The pictures do not belong in the copy. Restate all of the records word for word.
=== Material shown ===
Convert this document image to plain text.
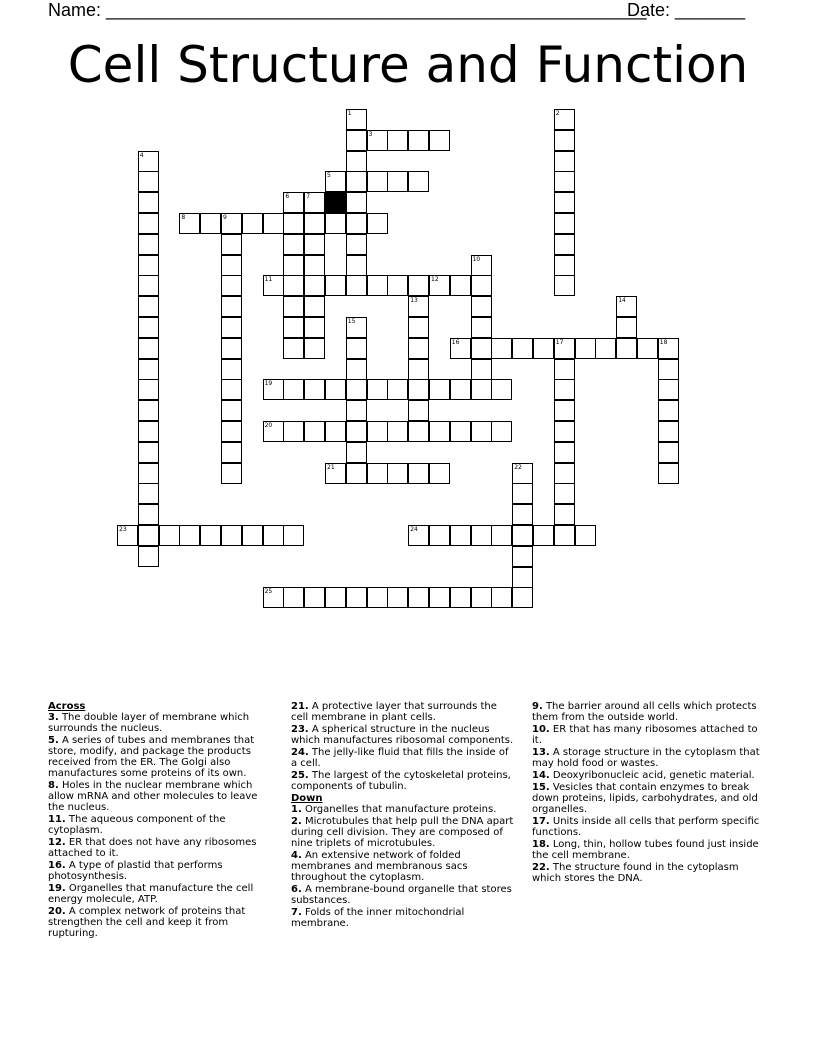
Name: ______________________________________________________
Date: _______
Cell Structure and Function
3
5
8	9
11	12
16	17	18
19
20
21
23	24
25
1	2
4
6	7
10
13	14
15
22

Across

3. The double layer of membrane which surrounds the nucleus.

5. A series of tubes and membranes that store, modify, and package the products received from the ER. The Golgi also manufactures some proteins of its own.

8. Holes in the nuclear membrane which allow mRNA and other molecules to leave the nucleus.

11. The aqueous component of the cytoplasm.

12. ER that does not have any ribosomes attached to it.

16. A type of plastid that performs photosynthesis.

19. Organelles that manufacture the cell energy molecule, ATP.

20. A complex network of proteins that strengthen the cell and keep it from rupturing.

21. A protective layer that surrounds the cell membrane in plant cells.

23. A spherical structure in the nucleus which manufactures ribosomal components.

24. The jelly-like fluid that fills the inside of a cell.

25. The largest of the cytoskeletal proteins, components of tubulin.

Down

1. Organelles that manufacture proteins.

2. Microtubules that help pull the DNA apart during cell division. They are composed of nine triplets of microtubules.

4. An extensive network of folded membranes and membranous sacs throughout the cytoplasm.

6. A membrane-bound organelle that stores substances.

7. Folds of the inner mitochondrial membrane.

9. The barrier around all cells which protects them from the outside world.

10. ER that has many ribosomes attached to it.

13. A storage structure in the cytoplasm that may hold food or wastes.

14. Deoxyribonucleic acid, genetic material.

15. Vesicles that contain enzymes to break down proteins, lipids, carbohydrates, and old organelles.

17. Units inside all cells that perform specific functions.

18. Long, thin, hollow tubes found just inside the cell membrane.

22. The structure found in the cytoplasm which stores the DNA.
===
- **Written answer**:
Convert this document image to plain text.
Name: ______________________________________________________
Date: _______
Cell Structure and Function
3
5
8	9
11	12
16	17	18
19
20
21
23	24
25
1	2
4
6	7
10
13	14
15
22

Across

3. The double layer of membrane which surrounds the nucleus.

5. A series of tubes and membranes that store, modify, and package the products received from the ER. The Golgi also manufactures some proteins of its own.

8. Holes in the nuclear membrane which allow mRNA and other molecules to leave the nucleus.

11. The aqueous component of the cytoplasm.

12. ER that does not have any ribosomes attached to it.

16. A type of plastid that performs photosynthesis.

19. Organelles that manufacture the cell energy molecule, ATP.

20. A complex network of proteins that strengthen the cell and keep it from rupturing.

21. A protective layer that surrounds the cell membrane in plant cells.

23. A spherical structure in the nucleus which manufactures ribosomal components.

24. The jelly-like fluid that fills the inside of a cell.

25. The largest of the cytoskeletal proteins, components of tubulin.

Down

1. Organelles that manufacture proteins.

2. Microtubules that help pull the DNA apart during cell division. They are composed of nine triplets of microtubules.

4. An extensive network of folded membranes and membranous sacs throughout the cytoplasm.

6. A membrane-bound organelle that stores substances.

7. Folds of the inner mitochondrial membrane.

9. The barrier around all cells which protects them from the outside world.

10. ER that has many ribosomes attached to it.

13. A storage structure in the cytoplasm that may hold food or wastes.

14. Deoxyribonucleic acid, genetic material.

15. Vesicles that contain enzymes to break down proteins, lipids, carbohydrates, and old organelles.

17. Units inside all cells that perform specific functions.

18. Long, thin, hollow tubes found just inside the cell membrane.

22. The structure found in the cytoplasm which stores the DNA.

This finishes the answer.